EXERCISE AIM: Filter the records below and copy every line containing the word "fast".

▬▬▬▬▬▬▬▬▬▬

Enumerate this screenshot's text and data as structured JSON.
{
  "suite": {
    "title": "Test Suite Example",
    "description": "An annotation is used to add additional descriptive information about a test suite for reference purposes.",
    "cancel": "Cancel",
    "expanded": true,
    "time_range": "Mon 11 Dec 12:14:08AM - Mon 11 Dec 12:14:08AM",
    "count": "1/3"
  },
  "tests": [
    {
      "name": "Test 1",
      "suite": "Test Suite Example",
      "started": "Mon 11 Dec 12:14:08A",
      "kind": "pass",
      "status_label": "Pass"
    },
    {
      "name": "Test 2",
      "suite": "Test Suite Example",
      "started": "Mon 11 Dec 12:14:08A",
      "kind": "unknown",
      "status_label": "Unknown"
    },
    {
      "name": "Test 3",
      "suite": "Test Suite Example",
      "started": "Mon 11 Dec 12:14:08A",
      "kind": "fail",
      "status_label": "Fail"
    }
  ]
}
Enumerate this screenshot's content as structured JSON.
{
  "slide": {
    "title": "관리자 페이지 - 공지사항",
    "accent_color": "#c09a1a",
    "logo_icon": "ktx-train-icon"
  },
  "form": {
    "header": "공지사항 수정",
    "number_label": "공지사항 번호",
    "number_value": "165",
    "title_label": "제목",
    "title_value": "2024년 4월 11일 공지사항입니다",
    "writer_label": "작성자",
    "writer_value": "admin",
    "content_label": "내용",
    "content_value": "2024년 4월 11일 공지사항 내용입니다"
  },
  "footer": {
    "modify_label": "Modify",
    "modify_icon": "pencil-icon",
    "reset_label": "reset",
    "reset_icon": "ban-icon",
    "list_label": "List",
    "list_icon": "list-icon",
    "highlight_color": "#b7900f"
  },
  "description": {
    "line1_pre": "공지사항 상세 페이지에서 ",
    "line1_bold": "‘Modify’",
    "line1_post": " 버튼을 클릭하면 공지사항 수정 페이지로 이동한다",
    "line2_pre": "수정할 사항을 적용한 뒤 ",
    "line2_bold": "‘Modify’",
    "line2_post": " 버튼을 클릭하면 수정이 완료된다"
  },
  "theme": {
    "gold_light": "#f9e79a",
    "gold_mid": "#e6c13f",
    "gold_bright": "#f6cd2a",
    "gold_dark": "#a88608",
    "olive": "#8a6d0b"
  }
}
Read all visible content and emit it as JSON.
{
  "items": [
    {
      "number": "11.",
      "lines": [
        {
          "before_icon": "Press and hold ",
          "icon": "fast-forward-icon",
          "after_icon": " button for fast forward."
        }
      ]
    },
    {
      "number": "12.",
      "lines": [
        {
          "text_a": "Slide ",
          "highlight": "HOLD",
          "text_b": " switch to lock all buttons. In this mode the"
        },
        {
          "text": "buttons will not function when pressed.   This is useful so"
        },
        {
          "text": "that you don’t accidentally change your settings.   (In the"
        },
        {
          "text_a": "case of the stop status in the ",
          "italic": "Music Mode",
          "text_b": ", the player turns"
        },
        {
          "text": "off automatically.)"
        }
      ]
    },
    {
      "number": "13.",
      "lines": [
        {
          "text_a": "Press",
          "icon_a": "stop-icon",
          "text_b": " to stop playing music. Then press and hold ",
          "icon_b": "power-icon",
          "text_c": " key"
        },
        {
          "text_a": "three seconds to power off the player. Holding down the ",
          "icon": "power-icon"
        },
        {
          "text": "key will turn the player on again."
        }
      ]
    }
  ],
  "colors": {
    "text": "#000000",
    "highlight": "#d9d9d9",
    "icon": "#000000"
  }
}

▬▬▬▬▬▬▬▬▬▬

ANSWER:
          "icon": "fast-forward-icon",
          "after_icon": " button for fast forward."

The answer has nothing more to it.